◆ **Requirement**:
Among the records below, find each line that includes the string "unidirectional" and copy it.

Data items
▬▬▬▬▬▬

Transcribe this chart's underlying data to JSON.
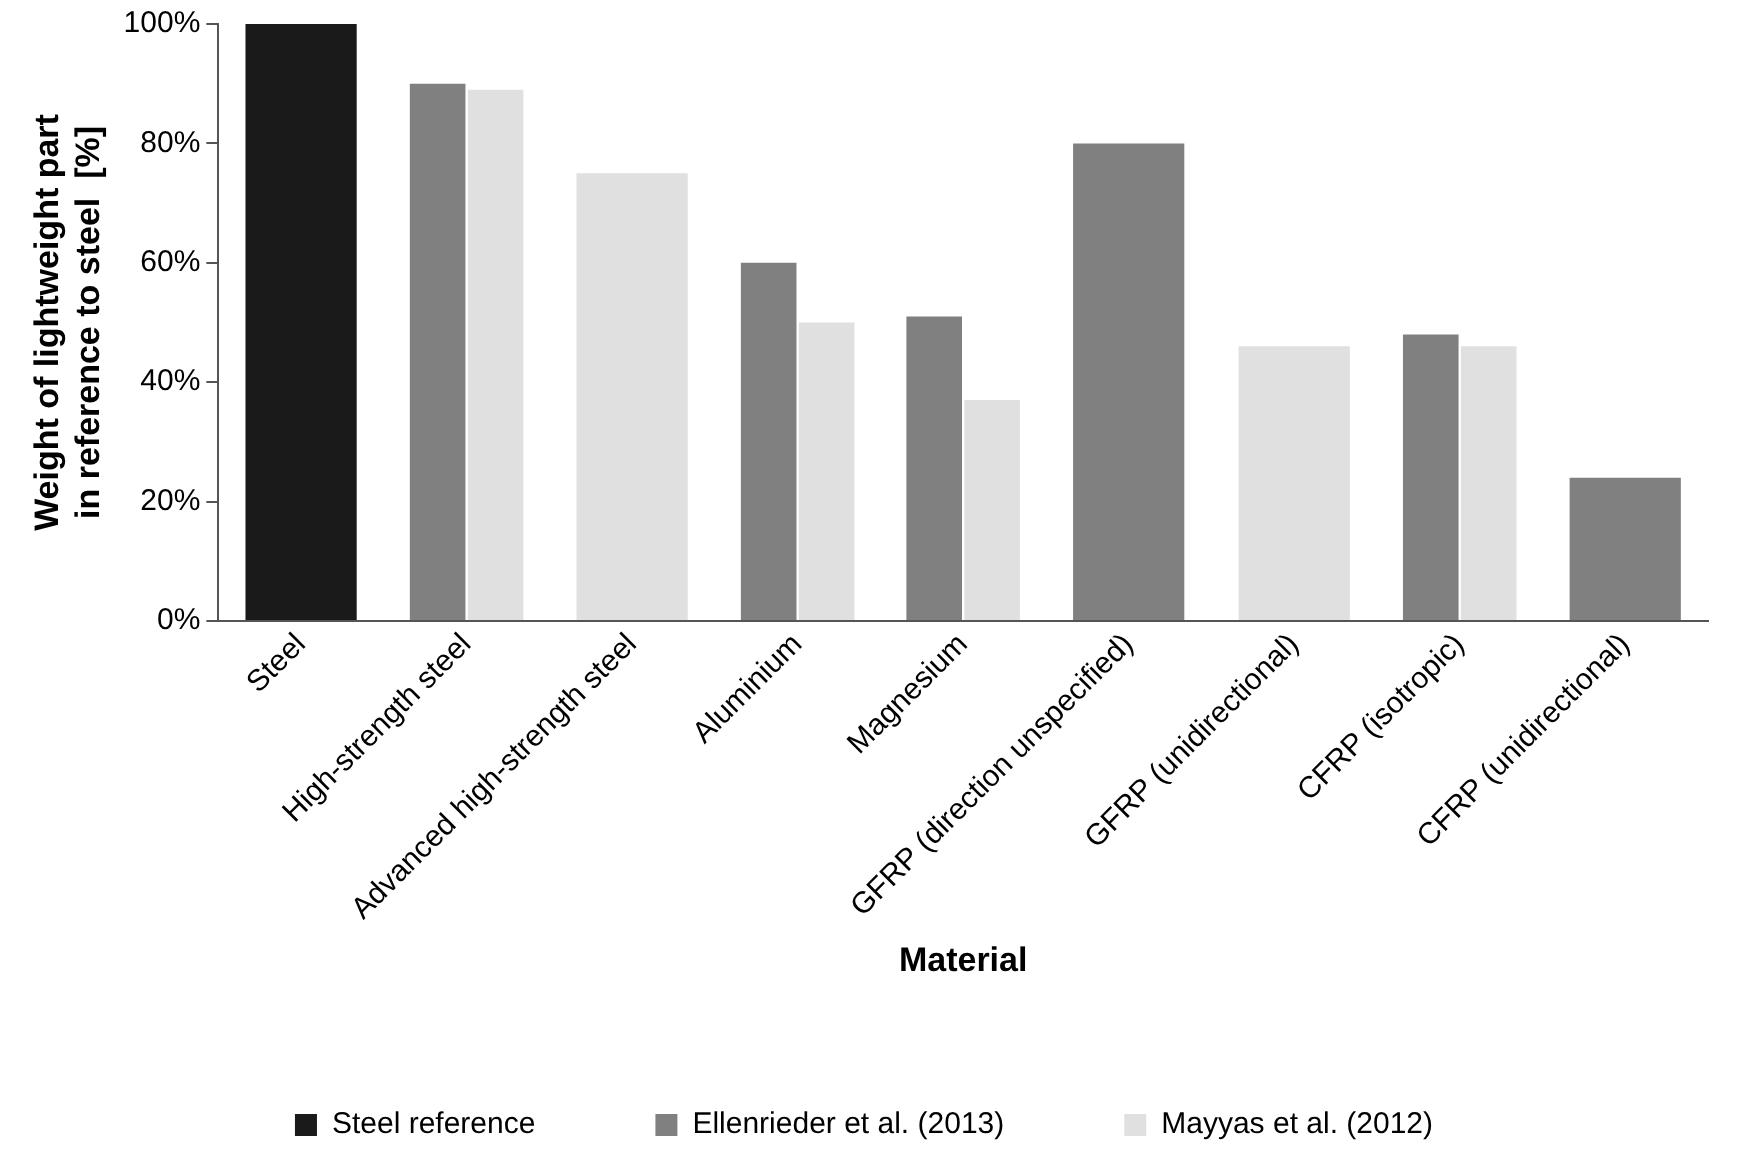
{
  "chart_data": {
    "type": "bar",
    "xlabel": "Material",
    "ylabel": "Weight of lightweight part\nin reference to steel  [%]",
    "categories": [
      "Steel",
      "High-strength steel",
      "Advanced high-strength steel",
      "Aluminium",
      "Magnesium",
      "GFRP (direction unspecified)",
      "GFRP (unidirectional)",
      "CFRP (isotropic)",
      "CFRP (unidirectional)"
    ],
    "series": [
      {
        "name": "Steel reference",
        "color": "#1a1a1a",
        "values": [
          100,
          null,
          null,
          null,
          null,
          null,
          null,
          null,
          null
        ]
      },
      {
        "name": "Ellenrieder et al. (2013)",
        "color": "#808080",
        "values": [
          null,
          90,
          null,
          60,
          51,
          80,
          null,
          48,
          24
        ]
      },
      {
        "name": "Mayyas et al. (2012)",
        "color": "#e0e0e0",
        "values": [
          null,
          89,
          75,
          50,
          37,
          null,
          46,
          46,
          null
        ]
      }
    ],
    "ylim": [
      0,
      100
    ],
    "yticks": [
      {
        "value": 0,
        "label": "0%"
      },
      {
        "value": 20,
        "label": "20%"
      },
      {
        "value": 40,
        "label": "40%"
      },
      {
        "value": 60,
        "label": "60%"
      },
      {
        "value": 80,
        "label": "80%"
      },
      {
        "value": 100,
        "label": "100%"
      }
    ],
    "grid": false,
    "legend": "bottom"
  }
}
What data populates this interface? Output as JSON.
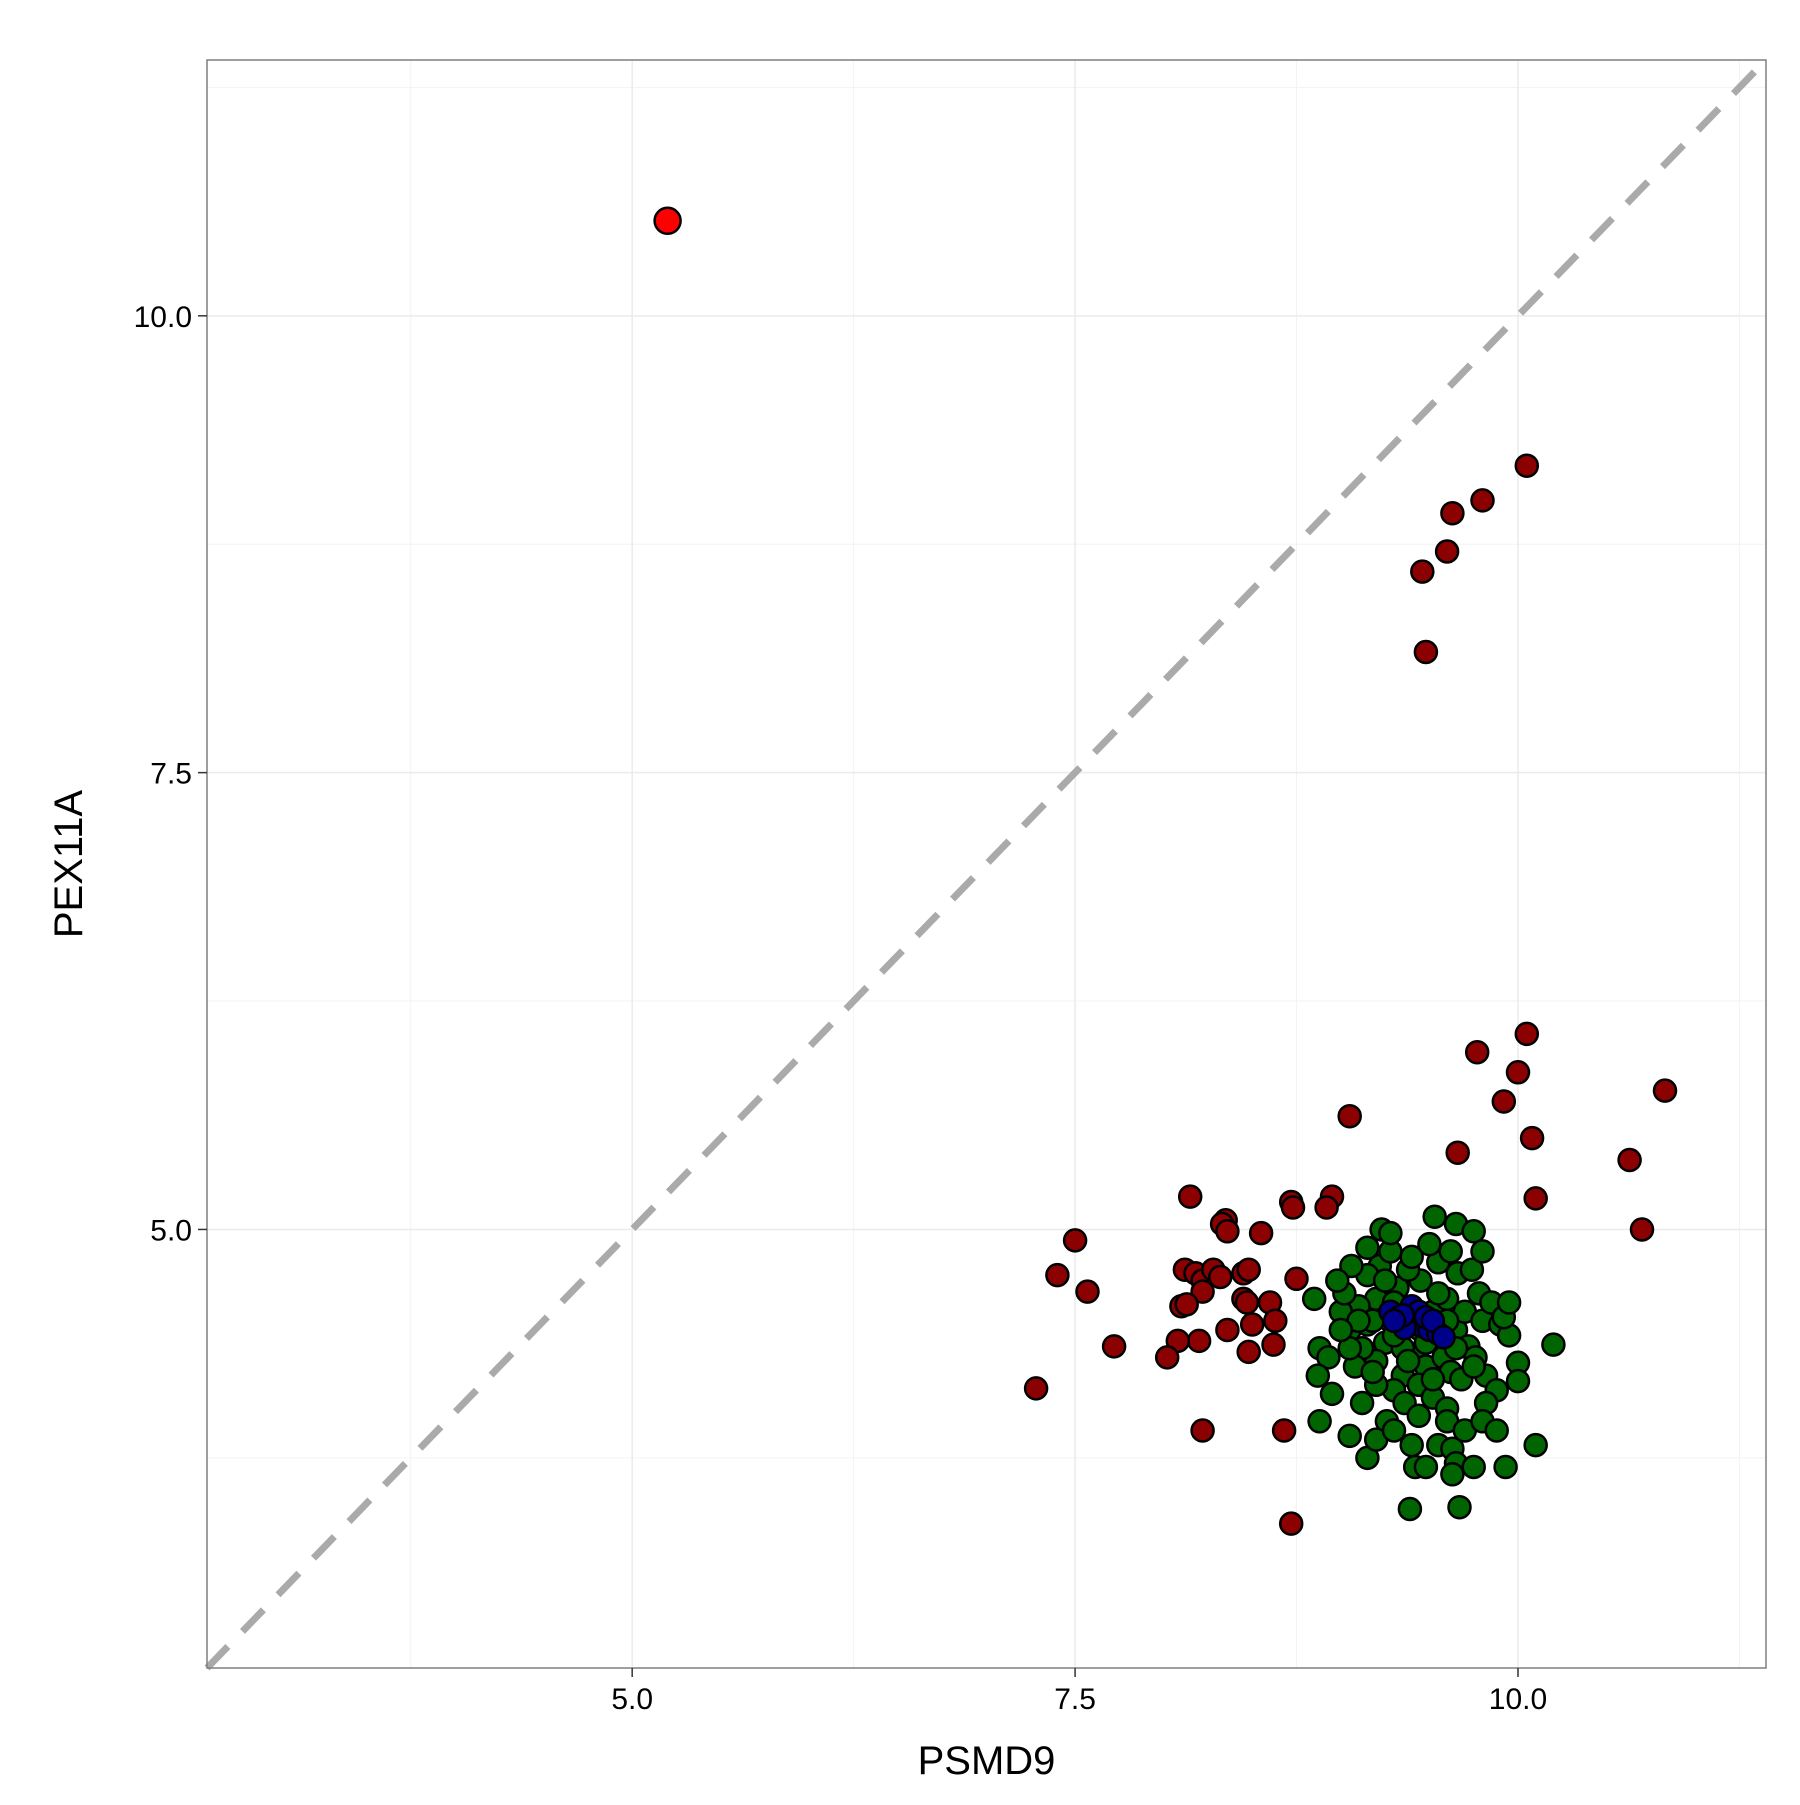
{
  "chart_data": {
    "type": "scatter",
    "xlabel": "PSMD9",
    "ylabel": "PEX11A",
    "xlim": [
      2.6,
      11.4
    ],
    "ylim": [
      2.6,
      11.4
    ],
    "x_ticks": [
      5.0,
      7.5,
      10.0
    ],
    "y_ticks": [
      5.0,
      7.5,
      10.0
    ],
    "x_tick_labels": [
      "5.0",
      "7.5",
      "10.0"
    ],
    "y_tick_labels": [
      "5.0",
      "7.5",
      "10.0"
    ],
    "x_minor_gridlines": [
      3.75,
      6.25,
      8.75,
      11.25
    ],
    "y_minor_gridlines": [
      3.75,
      6.25,
      8.75,
      11.25
    ],
    "grid": true,
    "reference_line": {
      "type": "identity",
      "style": "dashed",
      "color": "#aaaaaa"
    },
    "colors": {
      "highlight": "#ff0000",
      "outlier": "#8b0000",
      "normal": "#006400",
      "center": "#00008b",
      "outline": "#000000",
      "gridline": "#ebebeb",
      "panel_border": "#7f7f7f"
    },
    "series": [
      {
        "group": "highlight",
        "points": [
          [
            5.2,
            10.52
          ]
        ]
      },
      {
        "group": "outlier",
        "points": [
          [
            10.05,
            9.18
          ],
          [
            9.8,
            8.99
          ],
          [
            9.63,
            8.92
          ],
          [
            9.6,
            8.71
          ],
          [
            9.46,
            8.6
          ],
          [
            9.48,
            8.16
          ],
          [
            10.05,
            6.07
          ],
          [
            9.77,
            5.97
          ],
          [
            10.0,
            5.86
          ],
          [
            10.83,
            5.76
          ],
          [
            9.92,
            5.7
          ],
          [
            9.05,
            5.62
          ],
          [
            10.08,
            5.5
          ],
          [
            9.66,
            5.42
          ],
          [
            10.63,
            5.38
          ],
          [
            10.1,
            5.17
          ],
          [
            10.7,
            5.0
          ],
          [
            8.15,
            5.18
          ],
          [
            8.72,
            5.15
          ],
          [
            8.73,
            5.12
          ],
          [
            8.95,
            5.18
          ],
          [
            8.92,
            5.12
          ],
          [
            8.35,
            5.05
          ],
          [
            8.33,
            5.03
          ],
          [
            8.36,
            4.99
          ],
          [
            8.55,
            4.98
          ],
          [
            7.5,
            4.94
          ],
          [
            7.4,
            4.75
          ],
          [
            7.57,
            4.66
          ],
          [
            8.12,
            4.78
          ],
          [
            8.18,
            4.76
          ],
          [
            8.22,
            4.72
          ],
          [
            8.28,
            4.78
          ],
          [
            8.32,
            4.74
          ],
          [
            8.45,
            4.76
          ],
          [
            8.48,
            4.78
          ],
          [
            8.22,
            4.66
          ],
          [
            8.45,
            4.62
          ],
          [
            8.47,
            4.6
          ],
          [
            8.1,
            4.58
          ],
          [
            8.13,
            4.59
          ],
          [
            8.6,
            4.6
          ],
          [
            8.75,
            4.73
          ],
          [
            8.63,
            4.5
          ],
          [
            8.5,
            4.48
          ],
          [
            8.36,
            4.45
          ],
          [
            8.2,
            4.39
          ],
          [
            8.08,
            4.39
          ],
          [
            7.72,
            4.36
          ],
          [
            8.02,
            4.3
          ],
          [
            8.48,
            4.33
          ],
          [
            8.62,
            4.37
          ],
          [
            7.28,
            4.13
          ],
          [
            8.22,
            3.9
          ],
          [
            8.68,
            3.9
          ],
          [
            8.72,
            3.39
          ]
        ]
      },
      {
        "group": "normal",
        "points": [
          [
            9.32,
            4.68
          ],
          [
            9.45,
            4.72
          ],
          [
            9.2,
            4.62
          ],
          [
            9.52,
            4.55
          ],
          [
            9.6,
            4.62
          ],
          [
            9.38,
            4.78
          ],
          [
            9.28,
            4.5
          ],
          [
            9.55,
            4.4
          ],
          [
            9.42,
            4.32
          ],
          [
            9.25,
            4.38
          ],
          [
            9.65,
            4.45
          ],
          [
            9.7,
            4.55
          ],
          [
            9.15,
            4.48
          ],
          [
            9.1,
            4.58
          ],
          [
            9.48,
            4.25
          ],
          [
            9.35,
            4.2
          ],
          [
            9.58,
            4.3
          ],
          [
            9.2,
            4.28
          ],
          [
            9.3,
            4.12
          ],
          [
            9.44,
            4.15
          ],
          [
            9.62,
            4.22
          ],
          [
            9.72,
            4.36
          ],
          [
            9.12,
            4.35
          ],
          [
            9.05,
            4.45
          ],
          [
            9.4,
            4.85
          ],
          [
            9.22,
            4.8
          ],
          [
            9.55,
            4.82
          ],
          [
            9.66,
            4.76
          ],
          [
            9.78,
            4.65
          ],
          [
            9.8,
            4.5
          ],
          [
            9.76,
            4.3
          ],
          [
            9.68,
            4.18
          ],
          [
            9.52,
            4.08
          ],
          [
            9.36,
            4.05
          ],
          [
            9.2,
            4.15
          ],
          [
            9.08,
            4.25
          ],
          [
            9.0,
            4.55
          ],
          [
            9.02,
            4.65
          ],
          [
            9.15,
            4.75
          ],
          [
            9.28,
            4.88
          ],
          [
            9.5,
            4.92
          ],
          [
            9.62,
            4.88
          ],
          [
            9.74,
            4.78
          ],
          [
            9.85,
            4.6
          ],
          [
            9.9,
            4.48
          ],
          [
            9.82,
            4.2
          ],
          [
            9.6,
            4.02
          ],
          [
            9.44,
            3.98
          ],
          [
            9.26,
            3.95
          ],
          [
            9.12,
            4.05
          ],
          [
            9.35,
            4.35
          ],
          [
            9.45,
            4.45
          ],
          [
            9.3,
            4.6
          ],
          [
            9.55,
            4.65
          ],
          [
            9.25,
            4.72
          ],
          [
            9.48,
            4.38
          ],
          [
            9.38,
            4.28
          ],
          [
            9.18,
            4.5
          ],
          [
            9.6,
            4.5
          ],
          [
            9.65,
            4.35
          ],
          [
            9.23,
            5.0
          ],
          [
            9.28,
            4.98
          ],
          [
            9.53,
            5.07
          ],
          [
            9.65,
            5.03
          ],
          [
            9.75,
            4.99
          ],
          [
            9.8,
            4.88
          ],
          [
            9.15,
            4.9
          ],
          [
            9.06,
            4.8
          ],
          [
            8.98,
            4.72
          ],
          [
            8.85,
            4.62
          ],
          [
            9.95,
            4.42
          ],
          [
            9.92,
            4.52
          ],
          [
            10.0,
            4.27
          ],
          [
            10.0,
            4.17
          ],
          [
            9.88,
            4.12
          ],
          [
            9.82,
            4.05
          ],
          [
            8.88,
            4.35
          ],
          [
            8.93,
            4.3
          ],
          [
            8.87,
            4.2
          ],
          [
            8.95,
            4.1
          ],
          [
            8.88,
            3.95
          ],
          [
            9.05,
            3.87
          ],
          [
            9.15,
            3.75
          ],
          [
            9.2,
            3.85
          ],
          [
            9.3,
            3.9
          ],
          [
            9.4,
            3.82
          ],
          [
            9.42,
            3.7
          ],
          [
            9.48,
            3.7
          ],
          [
            9.55,
            3.82
          ],
          [
            9.6,
            3.95
          ],
          [
            9.63,
            3.8
          ],
          [
            9.65,
            3.72
          ],
          [
            9.63,
            3.66
          ],
          [
            9.75,
            3.7
          ],
          [
            9.7,
            3.9
          ],
          [
            9.8,
            3.95
          ],
          [
            9.88,
            3.9
          ],
          [
            9.93,
            3.7
          ],
          [
            10.1,
            3.82
          ],
          [
            10.2,
            4.37
          ],
          [
            9.39,
            3.47
          ],
          [
            9.67,
            3.48
          ],
          [
            9.1,
            4.5
          ],
          [
            9.05,
            4.35
          ],
          [
            9.0,
            4.45
          ],
          [
            9.95,
            4.6
          ],
          [
            9.75,
            4.25
          ],
          [
            9.3,
            4.42
          ],
          [
            9.18,
            4.22
          ],
          [
            9.52,
            4.18
          ]
        ]
      },
      {
        "group": "center",
        "points": [
          [
            9.28,
            4.55
          ],
          [
            9.33,
            4.52
          ],
          [
            9.38,
            4.5
          ],
          [
            9.42,
            4.49
          ],
          [
            9.46,
            4.47
          ],
          [
            9.5,
            4.45
          ],
          [
            9.55,
            4.43
          ],
          [
            9.4,
            4.58
          ],
          [
            9.44,
            4.55
          ],
          [
            9.36,
            4.46
          ],
          [
            9.48,
            4.52
          ],
          [
            9.52,
            4.5
          ],
          [
            9.35,
            4.53
          ],
          [
            9.58,
            4.41
          ],
          [
            9.3,
            4.5
          ]
        ]
      }
    ]
  }
}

▬▬▬▬▬▬

◆ **Full output**:
      "GFRP (unidirectional)",
      "CFRP (unidirectional)"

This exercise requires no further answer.